[Dataset content]:
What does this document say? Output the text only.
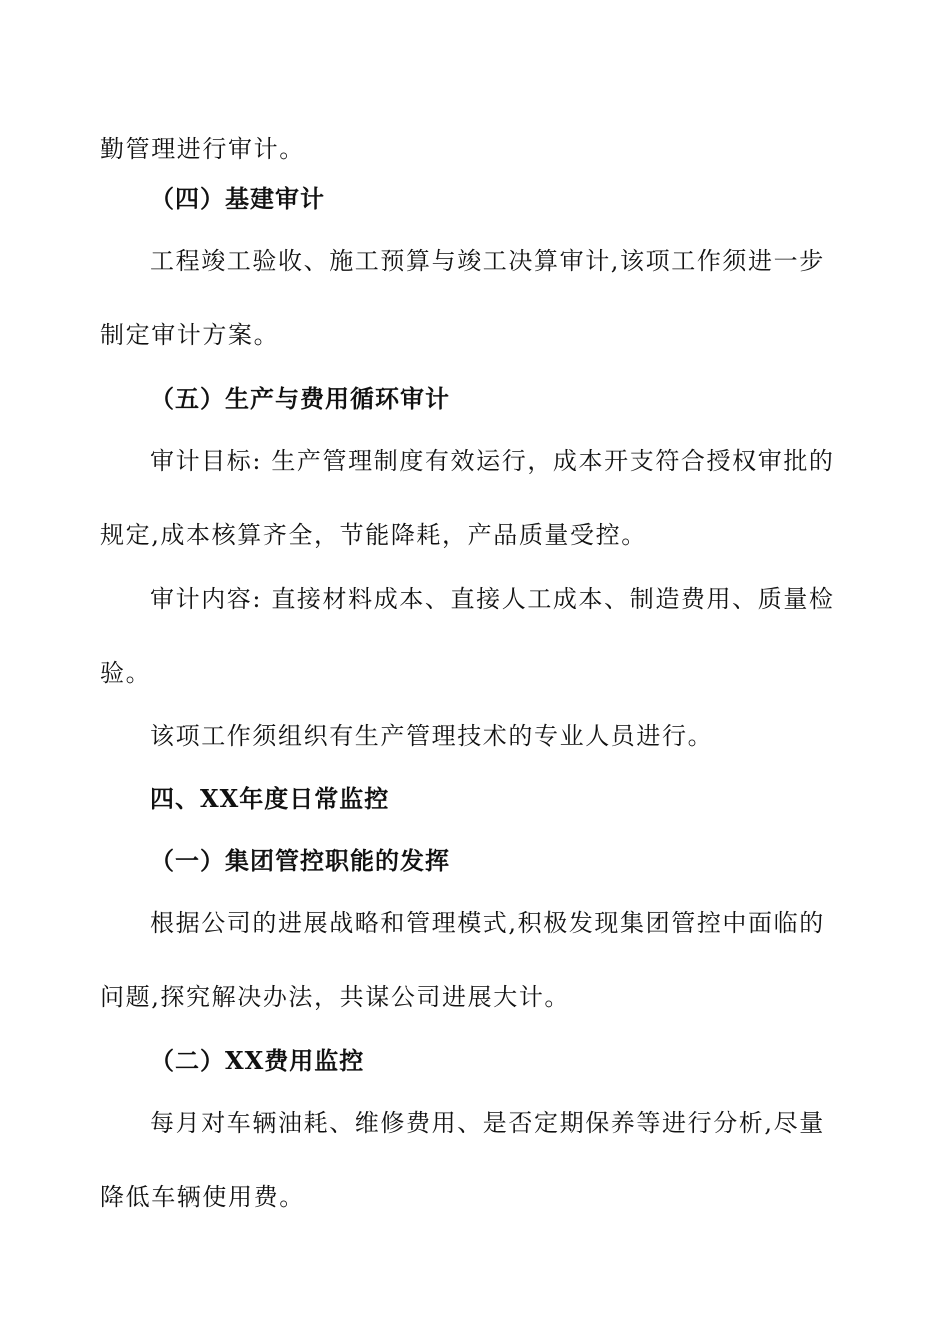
勤管理进行审计。
（四）基建审计
工程竣工验收、施工预算与竣工决算审计,该项工作须进一步
制定审计方案。
（五）生产与费用循环审计
审计目标: 生产管理制度有效运行，成本开支符合授权审批的
规定,成本核算齐全，节能降耗，产品质量受控。
审计内容: 直接材料成本、直接人工成本、制造费用、质量检
验。
该项工作须组织有生产管理技术的专业人员进行。
四、XX年度日常监控
（一）集团管控职能的发挥
根据公司的进展战略和管理模式,积极发现集团管控中面临的
问题,探究解决办法，共谋公司进展大计。
（二）XX费用监控
每月对车辆油耗、维修费用、是否定期保养等进行分析,尽量
降低车辆使用费。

[Your goal]:
Every entry must be reproduced exactly, with the images left out.

[Full answer]:
What does this document say? Output the text only.
勤管理进行审计。
（四）基建审计
工程竣工验收、施工预算与竣工决算审计,该项工作须进一步
制定审计方案。
（五）生产与费用循环审计
审计目标: 生产管理制度有效运行，成本开支符合授权审批的
规定,成本核算齐全，节能降耗，产品质量受控。
审计内容: 直接材料成本、直接人工成本、制造费用、质量检
验。
该项工作须组织有生产管理技术的专业人员进行。
四、XX年度日常监控
（一）集团管控职能的发挥
根据公司的进展战略和管理模式,积极发现集团管控中面临的
问题,探究解决办法，共谋公司进展大计。
（二）XX费用监控
每月对车辆油耗、维修费用、是否定期保养等进行分析,尽量
降低车辆使用费。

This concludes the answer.